• [Direction]:
Pull out every one of the rows below and reproduce each one verbatim.

• [Exercise input]:

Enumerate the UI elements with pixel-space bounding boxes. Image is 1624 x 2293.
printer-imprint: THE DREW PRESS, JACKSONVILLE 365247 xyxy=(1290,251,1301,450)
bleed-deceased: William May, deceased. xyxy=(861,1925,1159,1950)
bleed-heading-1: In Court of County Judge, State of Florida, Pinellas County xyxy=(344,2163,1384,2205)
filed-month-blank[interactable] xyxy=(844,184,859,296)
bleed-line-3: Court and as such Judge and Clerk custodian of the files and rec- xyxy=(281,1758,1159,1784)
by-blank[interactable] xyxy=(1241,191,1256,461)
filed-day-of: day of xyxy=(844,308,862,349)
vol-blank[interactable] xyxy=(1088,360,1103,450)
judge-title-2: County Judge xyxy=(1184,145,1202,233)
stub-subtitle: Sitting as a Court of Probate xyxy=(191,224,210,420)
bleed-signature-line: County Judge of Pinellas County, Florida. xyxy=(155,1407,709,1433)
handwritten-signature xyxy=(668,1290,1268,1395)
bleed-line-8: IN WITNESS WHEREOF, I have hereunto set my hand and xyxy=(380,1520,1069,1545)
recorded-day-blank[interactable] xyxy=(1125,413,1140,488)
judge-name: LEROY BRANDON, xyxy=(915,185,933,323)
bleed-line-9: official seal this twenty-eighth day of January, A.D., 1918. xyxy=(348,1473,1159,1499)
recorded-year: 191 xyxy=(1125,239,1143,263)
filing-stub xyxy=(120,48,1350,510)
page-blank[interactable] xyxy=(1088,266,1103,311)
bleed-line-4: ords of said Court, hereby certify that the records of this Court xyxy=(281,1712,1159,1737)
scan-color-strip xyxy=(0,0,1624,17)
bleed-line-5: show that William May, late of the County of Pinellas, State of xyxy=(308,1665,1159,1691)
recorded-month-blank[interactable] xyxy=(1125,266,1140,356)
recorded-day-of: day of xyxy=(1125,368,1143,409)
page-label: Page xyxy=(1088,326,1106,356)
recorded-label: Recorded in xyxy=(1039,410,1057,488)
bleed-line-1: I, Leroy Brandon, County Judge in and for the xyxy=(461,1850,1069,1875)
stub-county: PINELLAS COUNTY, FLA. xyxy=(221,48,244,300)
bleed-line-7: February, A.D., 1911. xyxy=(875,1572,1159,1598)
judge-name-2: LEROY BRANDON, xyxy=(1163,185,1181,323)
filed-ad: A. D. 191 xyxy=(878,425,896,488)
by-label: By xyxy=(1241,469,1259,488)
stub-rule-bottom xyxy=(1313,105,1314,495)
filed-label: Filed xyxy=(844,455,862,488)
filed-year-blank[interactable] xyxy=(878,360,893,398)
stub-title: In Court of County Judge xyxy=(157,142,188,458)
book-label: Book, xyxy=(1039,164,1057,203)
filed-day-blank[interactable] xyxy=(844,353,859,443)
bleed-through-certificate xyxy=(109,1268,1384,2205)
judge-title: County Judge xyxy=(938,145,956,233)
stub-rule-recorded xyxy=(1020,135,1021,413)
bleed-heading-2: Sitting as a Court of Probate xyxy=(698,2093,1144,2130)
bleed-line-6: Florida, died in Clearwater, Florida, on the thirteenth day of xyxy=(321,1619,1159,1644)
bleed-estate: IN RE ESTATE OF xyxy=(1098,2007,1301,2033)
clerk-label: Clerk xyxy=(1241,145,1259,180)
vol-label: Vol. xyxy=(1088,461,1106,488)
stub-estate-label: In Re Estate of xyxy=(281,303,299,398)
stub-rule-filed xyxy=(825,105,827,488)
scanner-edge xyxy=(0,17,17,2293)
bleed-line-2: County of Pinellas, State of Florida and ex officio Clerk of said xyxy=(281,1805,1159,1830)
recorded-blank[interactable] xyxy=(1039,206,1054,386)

• [Answer to the problem]:
Enumerate the UI elements with pixel-space bounding boxes. Image is 1624 x 2293.
printer-imprint: THE DREW PRESS, JACKSONVILLE 365247 xyxy=(1290,251,1301,450)
bleed-deceased: William May, deceased. xyxy=(861,1925,1159,1950)
bleed-heading-1: In Court of County Judge, State of Florida, Pinellas County xyxy=(344,2163,1384,2205)
filed-month-blank[interactable] xyxy=(844,184,859,296)
bleed-line-3: Court and as such Judge and Clerk custodian of the files and rec- xyxy=(281,1758,1159,1784)
by-blank[interactable] xyxy=(1241,191,1256,461)
filed-day-of: day of xyxy=(844,308,862,349)
vol-blank[interactable] xyxy=(1088,360,1103,450)
judge-title-2: County Judge xyxy=(1184,145,1202,233)
stub-subtitle: Sitting as a Court of Probate xyxy=(191,224,210,420)
bleed-signature-line: County Judge of Pinellas County, Florida. xyxy=(155,1407,709,1433)
handwritten-signature xyxy=(668,1290,1268,1395)
bleed-line-8: IN WITNESS WHEREOF, I have hereunto set my hand and xyxy=(380,1520,1069,1545)
recorded-day-blank[interactable] xyxy=(1125,413,1140,488)
judge-name: LEROY BRANDON, xyxy=(915,185,933,323)
bleed-line-9: official seal this twenty-eighth day of January, A.D., 1918. xyxy=(348,1473,1159,1499)
recorded-year: 191 xyxy=(1125,239,1143,263)
filing-stub xyxy=(120,48,1350,510)
page-blank[interactable] xyxy=(1088,266,1103,311)
bleed-line-4: ords of said Court, hereby certify that the records of this Court xyxy=(281,1712,1159,1737)
scan-color-strip xyxy=(0,0,1624,17)
bleed-line-5: show that William May, late of the County of Pinellas, State of xyxy=(308,1665,1159,1691)
recorded-month-blank[interactable] xyxy=(1125,266,1140,356)
recorded-day-of: day of xyxy=(1125,368,1143,409)
page-label: Page xyxy=(1088,326,1106,356)
recorded-label: Recorded in xyxy=(1039,410,1057,488)
bleed-line-1: I, Leroy Brandon, County Judge in and for the xyxy=(461,1850,1069,1875)
stub-county: PINELLAS COUNTY, FLA. xyxy=(221,48,244,300)
bleed-line-7: February, A.D., 1911. xyxy=(875,1572,1159,1598)
judge-name-2: LEROY BRANDON, xyxy=(1163,185,1181,323)
filed-ad: A. D. 191 xyxy=(878,425,896,488)
by-label: By xyxy=(1241,469,1259,488)
stub-rule-bottom xyxy=(1313,105,1314,495)
filed-label: Filed xyxy=(844,455,862,488)
filed-year-blank[interactable] xyxy=(878,360,893,398)
stub-title: In Court of County Judge xyxy=(157,142,188,458)
book-label: Book, xyxy=(1039,164,1057,203)
filed-day-blank[interactable] xyxy=(844,353,859,443)
bleed-through-certificate xyxy=(109,1268,1384,2205)
judge-title: County Judge xyxy=(938,145,956,233)
stub-rule-recorded xyxy=(1020,135,1021,413)
bleed-heading-2: Sitting as a Court of Probate xyxy=(698,2093,1144,2130)
bleed-line-6: Florida, died in Clearwater, Florida, on the thirteenth day of xyxy=(321,1619,1159,1644)
bleed-estate: IN RE ESTATE OF xyxy=(1098,2007,1301,2033)
clerk-label: Clerk xyxy=(1241,145,1259,180)
vol-label: Vol. xyxy=(1088,461,1106,488)
stub-estate-label: In Re Estate of xyxy=(281,303,299,398)
stub-rule-filed xyxy=(825,105,827,488)
scanner-edge xyxy=(0,17,17,2293)
bleed-line-2: County of Pinellas, State of Florida and ex officio Clerk of said xyxy=(281,1805,1159,1830)
recorded-blank[interactable] xyxy=(1039,206,1054,386)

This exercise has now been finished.